WHAT YOU WILL DO.
Starting from the first of the rows and stopping after the line containing "button[interactable]: Emily: [178, 183, 304, 194]", rewrite those lines with "First name" swapped for "Given name" and nothing else altered.

>> START

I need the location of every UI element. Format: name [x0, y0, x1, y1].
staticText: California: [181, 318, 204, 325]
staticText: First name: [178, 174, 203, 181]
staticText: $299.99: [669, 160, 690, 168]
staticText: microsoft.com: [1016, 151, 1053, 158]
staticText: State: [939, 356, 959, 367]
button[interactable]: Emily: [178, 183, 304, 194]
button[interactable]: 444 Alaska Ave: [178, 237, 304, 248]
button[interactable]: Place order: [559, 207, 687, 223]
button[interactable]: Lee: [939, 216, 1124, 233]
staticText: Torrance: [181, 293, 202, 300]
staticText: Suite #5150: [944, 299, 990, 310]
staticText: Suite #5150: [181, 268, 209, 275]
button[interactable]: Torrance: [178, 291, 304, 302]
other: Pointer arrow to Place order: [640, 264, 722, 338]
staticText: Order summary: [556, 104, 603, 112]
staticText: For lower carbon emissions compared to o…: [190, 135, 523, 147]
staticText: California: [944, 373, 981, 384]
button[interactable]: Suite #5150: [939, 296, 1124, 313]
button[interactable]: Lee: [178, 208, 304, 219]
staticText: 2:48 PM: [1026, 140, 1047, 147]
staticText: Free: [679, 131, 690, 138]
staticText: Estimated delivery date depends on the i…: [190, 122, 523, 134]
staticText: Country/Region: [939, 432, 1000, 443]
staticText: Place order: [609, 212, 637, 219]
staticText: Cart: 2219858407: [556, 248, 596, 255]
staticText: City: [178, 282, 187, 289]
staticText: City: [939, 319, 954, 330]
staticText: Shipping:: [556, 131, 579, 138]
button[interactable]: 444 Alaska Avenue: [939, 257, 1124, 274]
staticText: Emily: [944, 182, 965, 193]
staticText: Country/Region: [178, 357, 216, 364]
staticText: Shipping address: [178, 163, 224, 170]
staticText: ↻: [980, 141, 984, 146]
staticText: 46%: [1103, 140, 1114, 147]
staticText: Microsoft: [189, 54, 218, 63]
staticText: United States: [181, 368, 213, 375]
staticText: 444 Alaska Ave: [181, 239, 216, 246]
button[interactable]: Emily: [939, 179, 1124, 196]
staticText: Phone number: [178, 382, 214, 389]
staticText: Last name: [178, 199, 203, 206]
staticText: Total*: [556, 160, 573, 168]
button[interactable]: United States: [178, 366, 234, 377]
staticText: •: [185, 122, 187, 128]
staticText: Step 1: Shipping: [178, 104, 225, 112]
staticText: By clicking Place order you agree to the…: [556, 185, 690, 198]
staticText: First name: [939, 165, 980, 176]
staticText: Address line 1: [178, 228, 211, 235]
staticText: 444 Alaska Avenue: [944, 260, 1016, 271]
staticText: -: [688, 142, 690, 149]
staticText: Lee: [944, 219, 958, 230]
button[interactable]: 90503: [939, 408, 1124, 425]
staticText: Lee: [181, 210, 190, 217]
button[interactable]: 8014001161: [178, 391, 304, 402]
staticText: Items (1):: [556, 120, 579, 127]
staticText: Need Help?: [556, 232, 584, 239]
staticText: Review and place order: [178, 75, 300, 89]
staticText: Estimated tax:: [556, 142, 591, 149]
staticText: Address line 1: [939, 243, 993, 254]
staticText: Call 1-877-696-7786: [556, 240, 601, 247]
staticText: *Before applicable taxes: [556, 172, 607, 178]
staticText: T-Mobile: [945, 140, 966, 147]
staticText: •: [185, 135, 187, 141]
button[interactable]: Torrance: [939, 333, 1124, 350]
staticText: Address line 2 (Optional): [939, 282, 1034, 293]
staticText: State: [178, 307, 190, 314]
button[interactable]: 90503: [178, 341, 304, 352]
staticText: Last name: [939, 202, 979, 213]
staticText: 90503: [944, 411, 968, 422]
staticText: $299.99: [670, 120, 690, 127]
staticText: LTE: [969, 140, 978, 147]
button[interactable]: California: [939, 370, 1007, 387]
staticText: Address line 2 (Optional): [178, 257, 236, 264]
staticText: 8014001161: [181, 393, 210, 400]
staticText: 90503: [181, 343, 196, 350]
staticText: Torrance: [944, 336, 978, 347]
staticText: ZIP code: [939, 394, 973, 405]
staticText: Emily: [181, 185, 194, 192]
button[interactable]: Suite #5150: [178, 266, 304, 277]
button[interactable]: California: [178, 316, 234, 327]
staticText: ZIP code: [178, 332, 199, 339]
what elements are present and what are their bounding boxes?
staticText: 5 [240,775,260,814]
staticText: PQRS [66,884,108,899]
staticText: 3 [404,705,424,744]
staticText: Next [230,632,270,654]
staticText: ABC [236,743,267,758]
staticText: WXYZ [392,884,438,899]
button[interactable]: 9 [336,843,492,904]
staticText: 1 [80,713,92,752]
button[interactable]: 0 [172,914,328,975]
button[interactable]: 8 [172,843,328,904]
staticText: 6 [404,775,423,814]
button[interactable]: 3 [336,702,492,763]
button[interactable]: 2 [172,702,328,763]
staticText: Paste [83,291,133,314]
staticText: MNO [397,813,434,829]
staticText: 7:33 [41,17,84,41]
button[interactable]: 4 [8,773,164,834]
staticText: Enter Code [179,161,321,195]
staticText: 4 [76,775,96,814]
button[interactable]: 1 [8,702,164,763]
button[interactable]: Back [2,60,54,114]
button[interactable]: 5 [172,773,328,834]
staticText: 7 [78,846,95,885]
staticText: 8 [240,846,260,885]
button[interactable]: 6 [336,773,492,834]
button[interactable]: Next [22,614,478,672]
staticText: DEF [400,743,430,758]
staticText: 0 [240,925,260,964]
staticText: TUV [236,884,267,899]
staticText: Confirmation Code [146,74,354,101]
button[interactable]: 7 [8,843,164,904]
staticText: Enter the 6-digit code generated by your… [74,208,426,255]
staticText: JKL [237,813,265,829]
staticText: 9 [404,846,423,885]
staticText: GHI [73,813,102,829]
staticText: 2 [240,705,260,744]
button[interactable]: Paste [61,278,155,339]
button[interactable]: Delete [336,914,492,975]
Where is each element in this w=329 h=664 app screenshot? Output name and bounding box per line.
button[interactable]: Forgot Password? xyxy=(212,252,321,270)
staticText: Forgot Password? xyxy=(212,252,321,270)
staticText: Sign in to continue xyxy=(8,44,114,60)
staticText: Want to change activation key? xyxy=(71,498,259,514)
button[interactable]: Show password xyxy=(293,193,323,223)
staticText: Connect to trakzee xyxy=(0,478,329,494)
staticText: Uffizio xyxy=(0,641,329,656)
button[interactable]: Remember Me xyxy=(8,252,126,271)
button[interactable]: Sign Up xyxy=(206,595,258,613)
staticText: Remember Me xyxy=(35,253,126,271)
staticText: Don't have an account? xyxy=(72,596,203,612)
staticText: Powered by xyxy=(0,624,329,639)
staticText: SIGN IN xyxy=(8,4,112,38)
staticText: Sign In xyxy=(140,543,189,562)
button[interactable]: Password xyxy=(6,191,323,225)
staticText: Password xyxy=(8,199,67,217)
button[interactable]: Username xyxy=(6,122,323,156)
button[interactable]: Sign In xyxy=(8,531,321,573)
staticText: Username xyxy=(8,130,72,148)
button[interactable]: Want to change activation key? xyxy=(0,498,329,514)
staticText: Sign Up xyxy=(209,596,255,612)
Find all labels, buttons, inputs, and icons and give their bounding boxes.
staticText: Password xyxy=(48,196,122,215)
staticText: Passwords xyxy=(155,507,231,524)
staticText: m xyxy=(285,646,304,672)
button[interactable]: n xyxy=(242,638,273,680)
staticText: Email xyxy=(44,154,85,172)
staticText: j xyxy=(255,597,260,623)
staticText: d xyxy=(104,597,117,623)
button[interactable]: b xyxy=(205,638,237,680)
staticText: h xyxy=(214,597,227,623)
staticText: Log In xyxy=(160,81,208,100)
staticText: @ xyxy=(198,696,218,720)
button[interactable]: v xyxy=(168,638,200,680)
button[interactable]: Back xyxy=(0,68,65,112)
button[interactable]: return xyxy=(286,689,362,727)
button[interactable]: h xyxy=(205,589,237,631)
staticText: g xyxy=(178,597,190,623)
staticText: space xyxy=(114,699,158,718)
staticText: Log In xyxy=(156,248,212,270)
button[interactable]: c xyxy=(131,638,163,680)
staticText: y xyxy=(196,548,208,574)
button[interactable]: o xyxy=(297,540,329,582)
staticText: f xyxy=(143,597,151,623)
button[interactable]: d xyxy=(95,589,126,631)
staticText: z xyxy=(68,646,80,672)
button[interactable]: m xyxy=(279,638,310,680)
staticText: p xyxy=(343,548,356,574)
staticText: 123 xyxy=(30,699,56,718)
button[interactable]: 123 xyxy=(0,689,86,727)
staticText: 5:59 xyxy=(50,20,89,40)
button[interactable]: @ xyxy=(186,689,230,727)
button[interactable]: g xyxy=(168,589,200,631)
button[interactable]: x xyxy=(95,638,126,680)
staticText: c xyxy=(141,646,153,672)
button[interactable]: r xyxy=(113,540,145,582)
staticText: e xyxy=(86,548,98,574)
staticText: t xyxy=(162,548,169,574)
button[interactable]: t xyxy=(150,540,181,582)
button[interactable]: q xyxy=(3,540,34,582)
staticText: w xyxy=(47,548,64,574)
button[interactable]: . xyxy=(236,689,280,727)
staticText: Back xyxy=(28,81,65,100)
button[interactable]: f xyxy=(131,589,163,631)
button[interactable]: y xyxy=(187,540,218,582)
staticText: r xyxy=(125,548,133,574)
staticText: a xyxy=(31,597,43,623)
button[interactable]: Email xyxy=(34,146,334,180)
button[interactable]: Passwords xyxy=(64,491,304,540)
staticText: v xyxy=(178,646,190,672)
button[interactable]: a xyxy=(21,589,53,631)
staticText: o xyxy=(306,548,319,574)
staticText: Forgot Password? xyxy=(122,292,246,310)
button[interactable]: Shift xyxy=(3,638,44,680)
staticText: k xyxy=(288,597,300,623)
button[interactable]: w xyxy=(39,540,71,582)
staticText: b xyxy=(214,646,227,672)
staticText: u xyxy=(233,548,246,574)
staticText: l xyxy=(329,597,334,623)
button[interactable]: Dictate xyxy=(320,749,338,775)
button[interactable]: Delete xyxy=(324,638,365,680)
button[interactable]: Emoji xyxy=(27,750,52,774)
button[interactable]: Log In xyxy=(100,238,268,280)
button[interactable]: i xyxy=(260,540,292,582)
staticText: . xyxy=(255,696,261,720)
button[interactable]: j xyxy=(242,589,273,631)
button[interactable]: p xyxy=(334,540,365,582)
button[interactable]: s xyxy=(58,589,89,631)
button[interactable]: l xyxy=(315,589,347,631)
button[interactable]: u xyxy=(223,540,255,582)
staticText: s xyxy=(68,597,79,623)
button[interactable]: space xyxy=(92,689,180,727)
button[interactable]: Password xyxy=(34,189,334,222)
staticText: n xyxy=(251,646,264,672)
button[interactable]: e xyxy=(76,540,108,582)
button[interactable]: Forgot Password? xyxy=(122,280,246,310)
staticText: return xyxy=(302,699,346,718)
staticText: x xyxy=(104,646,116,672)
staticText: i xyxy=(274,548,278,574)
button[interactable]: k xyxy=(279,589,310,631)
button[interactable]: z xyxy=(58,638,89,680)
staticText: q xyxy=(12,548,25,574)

>> END

EXPECTED ANSWER.
I need the location of every UI element. Format: name [x0, y0, x1, y1].
staticText: California: [181, 318, 204, 325]
staticText: Given name: [178, 174, 203, 181]
staticText: $299.99: [669, 160, 690, 168]
staticText: microsoft.com: [1016, 151, 1053, 158]
staticText: State: [939, 356, 959, 367]
button[interactable]: Emily: [178, 183, 304, 194]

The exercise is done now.